● Task prompt: Make an exact copy of all the entries, with the pictures left out.

[START Records supplied]

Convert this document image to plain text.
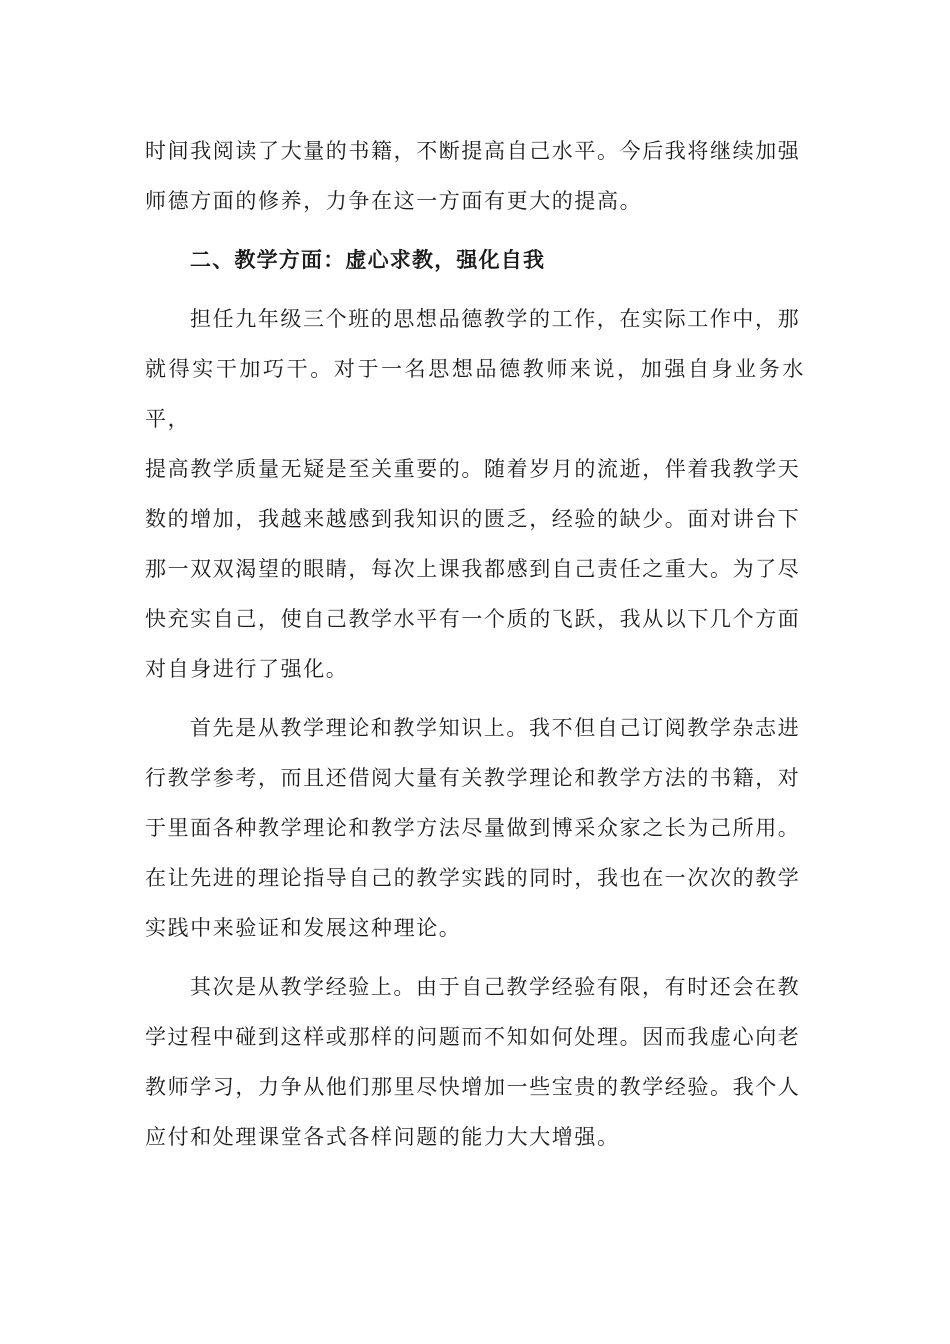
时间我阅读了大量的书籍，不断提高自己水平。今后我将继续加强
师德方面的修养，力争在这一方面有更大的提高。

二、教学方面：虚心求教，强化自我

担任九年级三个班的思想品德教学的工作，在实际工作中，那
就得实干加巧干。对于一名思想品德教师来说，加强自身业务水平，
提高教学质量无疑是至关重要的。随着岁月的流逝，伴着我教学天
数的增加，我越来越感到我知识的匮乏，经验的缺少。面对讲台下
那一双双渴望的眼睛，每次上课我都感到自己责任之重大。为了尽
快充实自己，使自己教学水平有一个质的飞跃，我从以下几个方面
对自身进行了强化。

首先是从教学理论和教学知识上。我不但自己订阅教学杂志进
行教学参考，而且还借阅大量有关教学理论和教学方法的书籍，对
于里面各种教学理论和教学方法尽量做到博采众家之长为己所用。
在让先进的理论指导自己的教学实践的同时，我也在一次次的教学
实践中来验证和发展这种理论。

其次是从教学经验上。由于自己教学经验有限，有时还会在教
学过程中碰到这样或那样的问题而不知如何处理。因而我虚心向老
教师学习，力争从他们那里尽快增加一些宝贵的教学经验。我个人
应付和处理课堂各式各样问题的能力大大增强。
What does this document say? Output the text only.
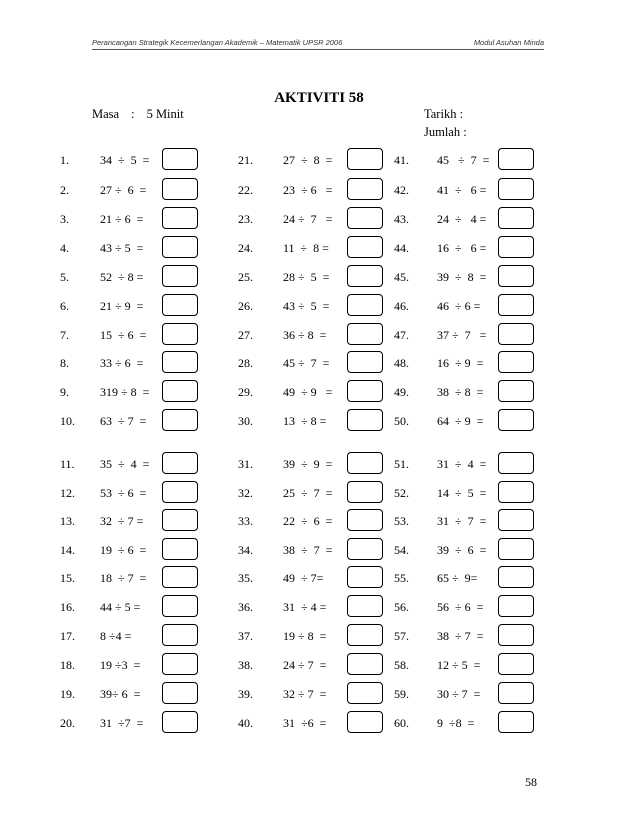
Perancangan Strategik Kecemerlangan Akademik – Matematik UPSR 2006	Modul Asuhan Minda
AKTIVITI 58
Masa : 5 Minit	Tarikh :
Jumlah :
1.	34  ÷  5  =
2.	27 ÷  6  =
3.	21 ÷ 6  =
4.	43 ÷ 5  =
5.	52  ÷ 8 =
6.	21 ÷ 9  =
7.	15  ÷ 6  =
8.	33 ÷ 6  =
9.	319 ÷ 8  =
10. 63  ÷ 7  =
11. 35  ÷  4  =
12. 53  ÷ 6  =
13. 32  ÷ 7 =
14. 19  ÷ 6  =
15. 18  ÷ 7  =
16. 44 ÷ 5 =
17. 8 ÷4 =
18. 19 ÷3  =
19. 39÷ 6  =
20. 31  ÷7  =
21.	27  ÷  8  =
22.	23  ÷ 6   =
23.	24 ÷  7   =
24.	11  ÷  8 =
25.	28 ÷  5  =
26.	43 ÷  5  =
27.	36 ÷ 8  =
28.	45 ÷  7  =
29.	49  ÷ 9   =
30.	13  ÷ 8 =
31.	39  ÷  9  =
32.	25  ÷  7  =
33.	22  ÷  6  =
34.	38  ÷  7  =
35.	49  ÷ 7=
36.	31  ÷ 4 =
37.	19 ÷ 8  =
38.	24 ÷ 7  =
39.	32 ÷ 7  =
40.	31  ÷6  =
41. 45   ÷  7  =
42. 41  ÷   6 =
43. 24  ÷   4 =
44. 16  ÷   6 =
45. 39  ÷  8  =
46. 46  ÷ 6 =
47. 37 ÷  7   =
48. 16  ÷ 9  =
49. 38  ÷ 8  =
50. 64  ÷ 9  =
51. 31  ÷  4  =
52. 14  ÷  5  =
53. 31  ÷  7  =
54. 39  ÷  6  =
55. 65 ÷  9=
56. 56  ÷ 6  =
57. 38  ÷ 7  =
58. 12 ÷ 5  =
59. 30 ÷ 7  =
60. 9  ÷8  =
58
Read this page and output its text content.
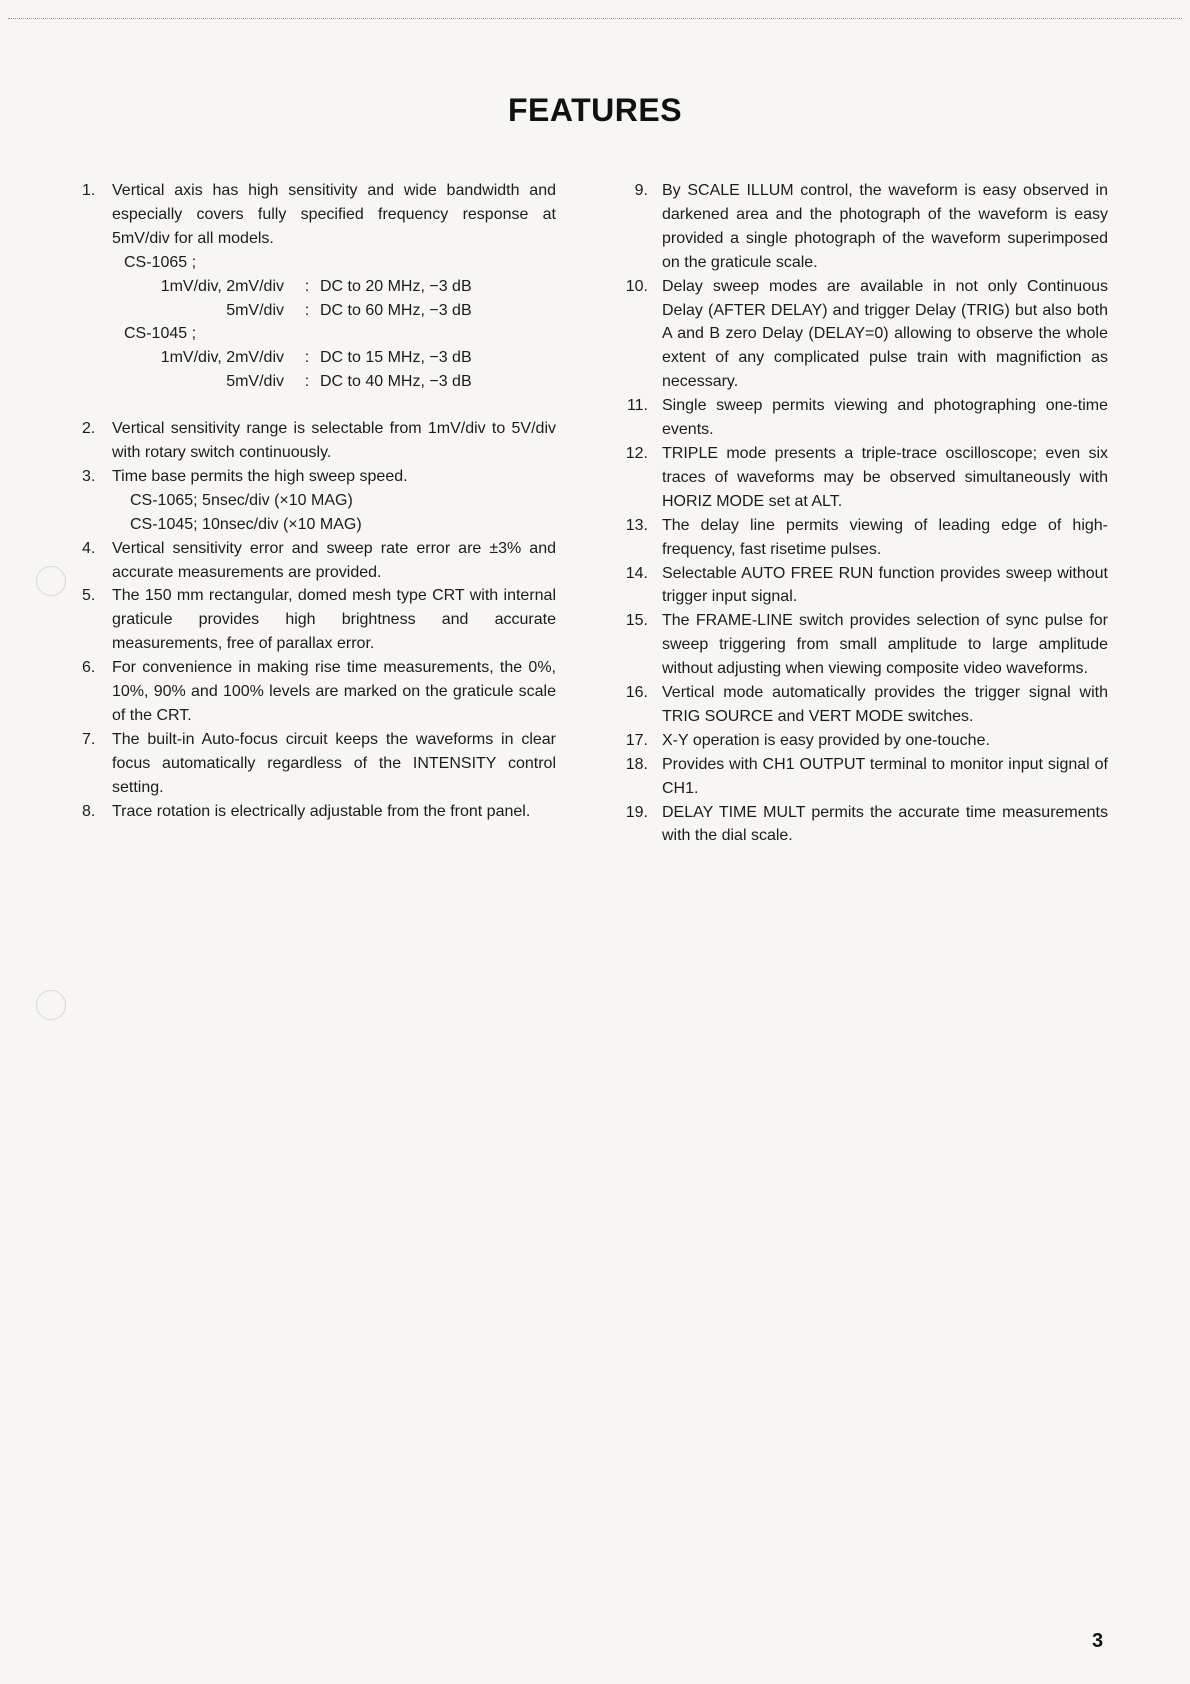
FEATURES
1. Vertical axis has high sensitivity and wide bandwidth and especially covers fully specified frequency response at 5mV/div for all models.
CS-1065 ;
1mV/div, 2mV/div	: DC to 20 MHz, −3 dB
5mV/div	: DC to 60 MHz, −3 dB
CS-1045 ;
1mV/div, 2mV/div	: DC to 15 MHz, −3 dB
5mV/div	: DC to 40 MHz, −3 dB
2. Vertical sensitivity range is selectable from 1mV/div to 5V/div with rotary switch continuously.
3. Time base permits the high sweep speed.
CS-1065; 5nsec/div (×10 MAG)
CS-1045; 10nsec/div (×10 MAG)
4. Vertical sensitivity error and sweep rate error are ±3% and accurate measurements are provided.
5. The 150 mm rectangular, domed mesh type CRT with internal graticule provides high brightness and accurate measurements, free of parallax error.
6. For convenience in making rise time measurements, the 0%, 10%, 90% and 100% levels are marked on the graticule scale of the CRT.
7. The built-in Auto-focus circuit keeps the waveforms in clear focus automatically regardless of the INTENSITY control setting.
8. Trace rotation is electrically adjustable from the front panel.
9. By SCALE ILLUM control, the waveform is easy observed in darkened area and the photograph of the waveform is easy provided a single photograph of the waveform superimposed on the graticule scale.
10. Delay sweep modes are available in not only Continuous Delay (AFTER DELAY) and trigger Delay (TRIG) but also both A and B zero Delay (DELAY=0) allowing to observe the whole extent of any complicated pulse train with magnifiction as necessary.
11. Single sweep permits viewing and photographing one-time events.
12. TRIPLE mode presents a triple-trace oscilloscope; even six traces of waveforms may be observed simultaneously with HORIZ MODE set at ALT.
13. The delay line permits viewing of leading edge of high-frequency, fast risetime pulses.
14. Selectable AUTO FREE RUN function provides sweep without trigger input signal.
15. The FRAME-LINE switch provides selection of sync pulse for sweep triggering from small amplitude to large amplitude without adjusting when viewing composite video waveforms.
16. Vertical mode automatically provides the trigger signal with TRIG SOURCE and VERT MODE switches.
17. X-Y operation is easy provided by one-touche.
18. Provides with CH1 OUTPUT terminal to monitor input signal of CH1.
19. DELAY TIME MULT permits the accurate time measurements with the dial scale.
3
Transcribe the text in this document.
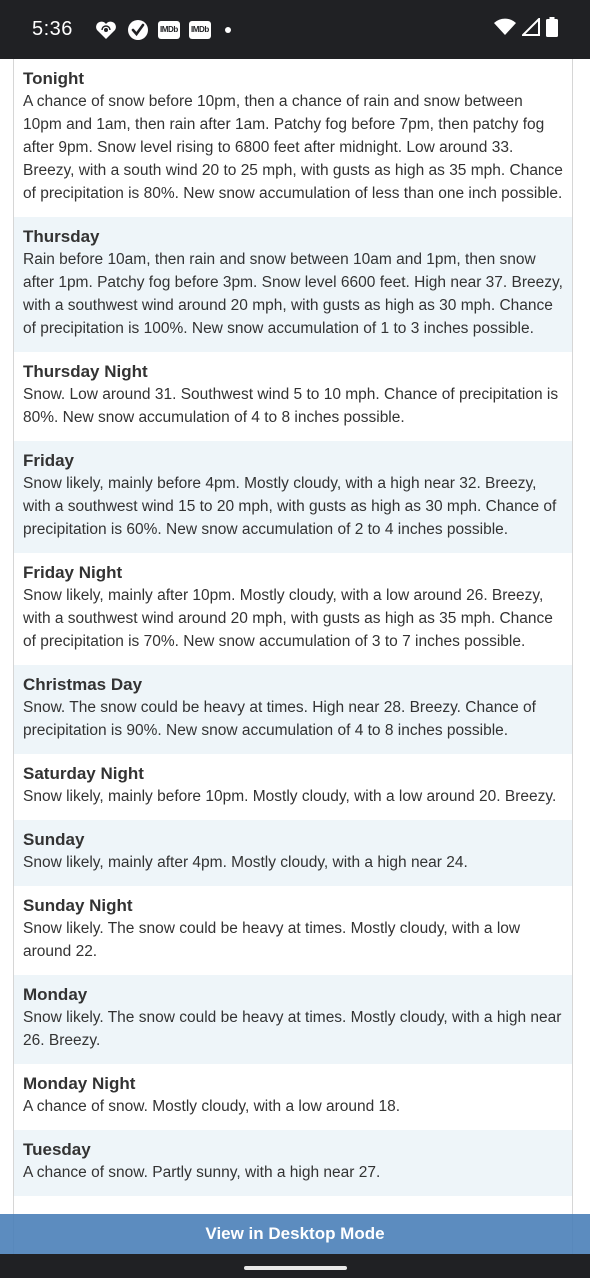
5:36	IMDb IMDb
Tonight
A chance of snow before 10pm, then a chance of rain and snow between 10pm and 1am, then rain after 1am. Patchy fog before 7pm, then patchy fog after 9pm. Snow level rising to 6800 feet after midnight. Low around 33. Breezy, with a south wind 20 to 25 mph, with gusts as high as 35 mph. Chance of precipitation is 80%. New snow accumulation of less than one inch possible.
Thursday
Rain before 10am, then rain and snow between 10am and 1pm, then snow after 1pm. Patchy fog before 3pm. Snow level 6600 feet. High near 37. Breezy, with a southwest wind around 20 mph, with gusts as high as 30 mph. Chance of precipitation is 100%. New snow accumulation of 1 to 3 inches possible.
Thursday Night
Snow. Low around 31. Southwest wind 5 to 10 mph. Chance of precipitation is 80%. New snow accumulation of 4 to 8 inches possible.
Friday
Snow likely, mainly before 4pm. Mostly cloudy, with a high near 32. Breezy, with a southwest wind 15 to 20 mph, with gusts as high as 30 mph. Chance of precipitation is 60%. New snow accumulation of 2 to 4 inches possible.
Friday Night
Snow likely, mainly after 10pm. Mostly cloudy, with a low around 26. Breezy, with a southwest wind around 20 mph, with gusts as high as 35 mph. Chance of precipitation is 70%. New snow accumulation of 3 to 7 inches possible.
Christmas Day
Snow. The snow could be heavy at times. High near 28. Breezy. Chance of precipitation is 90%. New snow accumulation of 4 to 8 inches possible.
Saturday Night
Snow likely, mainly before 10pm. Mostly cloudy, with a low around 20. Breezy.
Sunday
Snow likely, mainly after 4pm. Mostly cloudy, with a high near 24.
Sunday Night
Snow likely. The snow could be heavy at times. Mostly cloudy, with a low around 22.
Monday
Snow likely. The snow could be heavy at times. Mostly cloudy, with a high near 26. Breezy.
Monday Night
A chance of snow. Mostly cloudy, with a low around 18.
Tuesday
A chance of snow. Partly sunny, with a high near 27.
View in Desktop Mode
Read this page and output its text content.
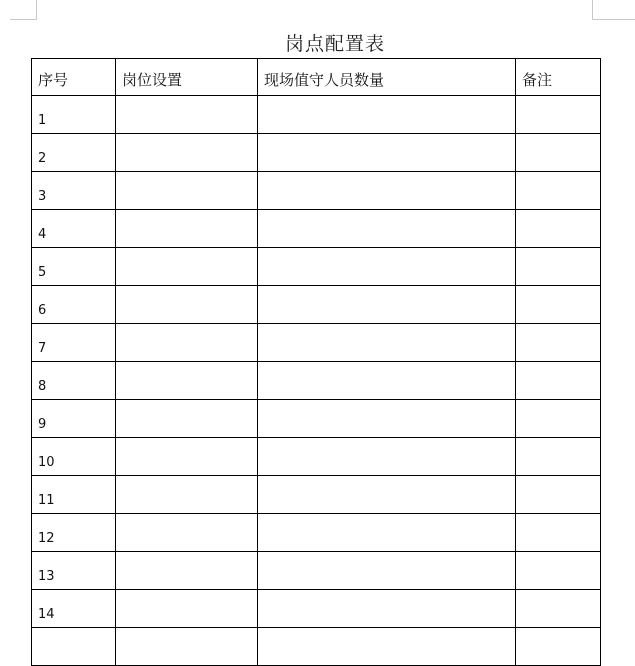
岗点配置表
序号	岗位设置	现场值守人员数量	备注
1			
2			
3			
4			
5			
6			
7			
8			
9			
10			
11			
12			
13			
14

[END Records supplied]

● Solution to this exercise:
Convert this document image to plain text.
时间我阅读了大量的书籍，不断提高自己水平。今后我将继续加强
师德方面的修养，力争在这一方面有更大的提高。

二、教学方面：虚心求教，强化自我

担任九年级三个班的思想品德教学的工作，在实际工作中，那
就得实干加巧干。对于一名思想品德教师来说，加强自身业务水平，
提高教学质量无疑是至关重要的。随着岁月的流逝，伴着我教学天
数的增加，我越来越感到我知识的匮乏，经验的缺少。面对讲台下
那一双双渴望的眼睛，每次上课我都感到自己责任之重大。为了尽
快充实自己，使自己教学水平有一个质的飞跃，我从以下几个方面
对自身进行了强化。

首先是从教学理论和教学知识上。我不但自己订阅教学杂志进
行教学参考，而且还借阅大量有关教学理论和教学方法的书籍，对
于里面各种教学理论和教学方法尽量做到博采众家之长为己所用。
在让先进的理论指导自己的教学实践的同时，我也在一次次的教学
实践中来验证和发展这种理论。

其次是从教学经验上。由于自己教学经验有限，有时还会在教
学过程中碰到这样或那样的问题而不知如何处理。因而我虚心向老
教师学习，力争从他们那里尽快增加一些宝贵的教学经验。我个人
应付和处理课堂各式各样问题的能力大大增强。
What does this document say? Output the text only.
Perancangan Strategik Kecemerlangan Akademik – Matematik UPSR 2006	Modul Asuhan Minda
AKTIVITI 58
Masa : 5 Minit	Tarikh :
Jumlah :
1.	34  ÷  5  =
2.	27 ÷  6  =
3.	21 ÷ 6  =
4.	43 ÷ 5  =
5.	52  ÷ 8 =
6.	21 ÷ 9  =
7.	15  ÷ 6  =
8.	33 ÷ 6  =
9.	319 ÷ 8  =
10. 63  ÷ 7  =
11. 35  ÷  4  =
12. 53  ÷ 6  =
13. 32  ÷ 7 =
14. 19  ÷ 6  =
15. 18  ÷ 7  =
16. 44 ÷ 5 =
17. 8 ÷4 =
18. 19 ÷3  =
19. 39÷ 6  =
20. 31  ÷7  =
21.	27  ÷  8  =
22.	23  ÷ 6   =
23.	24 ÷  7   =
24.	11  ÷  8 =
25.	28 ÷  5  =
26.	43 ÷  5  =
27.	36 ÷ 8  =
28.	45 ÷  7  =
29.	49  ÷ 9   =
30.	13  ÷ 8 =
31.	39  ÷  9  =
32.	25  ÷  7  =
33.	22  ÷  6  =
34.	38  ÷  7  =
35.	49  ÷ 7=
36.	31  ÷ 4 =
37.	19 ÷ 8  =
38.	24 ÷ 7  =
39.	32 ÷ 7  =
40.	31  ÷6  =
41. 45   ÷  7  =
42. 41  ÷   6 =
43. 24  ÷   4 =
44. 16  ÷   6 =
45. 39  ÷  8  =
46. 46  ÷ 6 =
47. 37 ÷  7   =
48. 16  ÷ 9  =
49. 38  ÷ 8  =
50. 64  ÷ 9  =
51. 31  ÷  4  =
52. 14  ÷  5  =
53. 31  ÷  7  =
54. 39  ÷  6  =
55. 65 ÷  9=
56. 56  ÷ 6  =
57. 38  ÷ 7  =
58. 12 ÷ 5  =
59. 30 ÷ 7  =
60. 9  ÷8  =
58
Read this page and output its text content.
FEATURES
1. Vertical axis has high sensitivity and wide bandwidth and especially covers fully specified frequency response at 5mV/div for all models.
CS-1065 ;
1mV/div, 2mV/div	: DC to 20 MHz, −3 dB
5mV/div	: DC to 60 MHz, −3 dB
CS-1045 ;
1mV/div, 2mV/div	: DC to 15 MHz, −3 dB
5mV/div	: DC to 40 MHz, −3 dB
2. Vertical sensitivity range is selectable from 1mV/div to 5V/div with rotary switch continuously.
3. Time base permits the high sweep speed.
CS-1065; 5nsec/div (×10 MAG)
CS-1045; 10nsec/div (×10 MAG)
4. Vertical sensitivity error and sweep rate error are ±3% and accurate measurements are provided.
5. The 150 mm rectangular, domed mesh type CRT with internal graticule provides high brightness and accurate measurements, free of parallax error.
6. For convenience in making rise time measurements, the 0%, 10%, 90% and 100% levels are marked on the graticule scale of the CRT.
7. The built-in Auto-focus circuit keeps the waveforms in clear focus automatically regardless of the INTENSITY control setting.
8. Trace rotation is electrically adjustable from the front panel.
9. By SCALE ILLUM control, the waveform is easy observed in darkened area and the photograph of the waveform is easy provided a single photograph of the waveform superimposed on the graticule scale.
10. Delay sweep modes are available in not only Continuous Delay (AFTER DELAY) and trigger Delay (TRIG) but also both A and B zero Delay (DELAY=0) allowing to observe the whole extent of any complicated pulse train with magnifiction as necessary.
11. Single sweep permits viewing and photographing one-time events.
12. TRIPLE mode presents a triple-trace oscilloscope; even six traces of waveforms may be observed simultaneously with HORIZ MODE set at ALT.
13. The delay line permits viewing of leading edge of high-frequency, fast risetime pulses.
14. Selectable AUTO FREE RUN function provides sweep without trigger input signal.
15. The FRAME-LINE switch provides selection of sync pulse for sweep triggering from small amplitude to large amplitude without adjusting when viewing composite video waveforms.
16. Vertical mode automatically provides the trigger signal with TRIG SOURCE and VERT MODE switches.
17. X-Y operation is easy provided by one-touche.
18. Provides with CH1 OUTPUT terminal to monitor input signal of CH1.
19. DELAY TIME MULT permits the accurate time measurements with the dial scale.
3
Transcribe the text in this document.
5:36	IMDb IMDb
Tonight
A chance of snow before 10pm, then a chance of rain and snow between 10pm and 1am, then rain after 1am. Patchy fog before 7pm, then patchy fog after 9pm. Snow level rising to 6800 feet after midnight. Low around 33. Breezy, with a south wind 20 to 25 mph, with gusts as high as 35 mph. Chance of precipitation is 80%. New snow accumulation of less than one inch possible.
Thursday
Rain before 10am, then rain and snow between 10am and 1pm, then snow after 1pm. Patchy fog before 3pm. Snow level 6600 feet. High near 37. Breezy, with a southwest wind around 20 mph, with gusts as high as 30 mph. Chance of precipitation is 100%. New snow accumulation of 1 to 3 inches possible.
Thursday Night
Snow. Low around 31. Southwest wind 5 to 10 mph. Chance of precipitation is 80%. New snow accumulation of 4 to 8 inches possible.
Friday
Snow likely, mainly before 4pm. Mostly cloudy, with a high near 32. Breezy, with a southwest wind 15 to 20 mph, with gusts as high as 30 mph. Chance of precipitation is 60%. New snow accumulation of 2 to 4 inches possible.
Friday Night
Snow likely, mainly after 10pm. Mostly cloudy, with a low around 26. Breezy, with a southwest wind around 20 mph, with gusts as high as 35 mph. Chance of precipitation is 70%. New snow accumulation of 3 to 7 inches possible.
Christmas Day
Snow. The snow could be heavy at times. High near 28. Breezy. Chance of precipitation is 90%. New snow accumulation of 4 to 8 inches possible.
Saturday Night
Snow likely, mainly before 10pm. Mostly cloudy, with a low around 20. Breezy.
Sunday
Snow likely, mainly after 4pm. Mostly cloudy, with a high near 24.
Sunday Night
Snow likely. The snow could be heavy at times. Mostly cloudy, with a low around 22.
Monday
Snow likely. The snow could be heavy at times. Mostly cloudy, with a high near 26. Breezy.
Monday Night
A chance of snow. Mostly cloudy, with a low around 18.
Tuesday
A chance of snow. Partly sunny, with a high near 27.
View in Desktop Mode
Read this page and output its text content.
岗点配置表
序号	岗位设置	现场值守人员数量	备注
1			
2			
3			
4			
5			
6			
7			
8			
9			
10			
11			
12			
13			
14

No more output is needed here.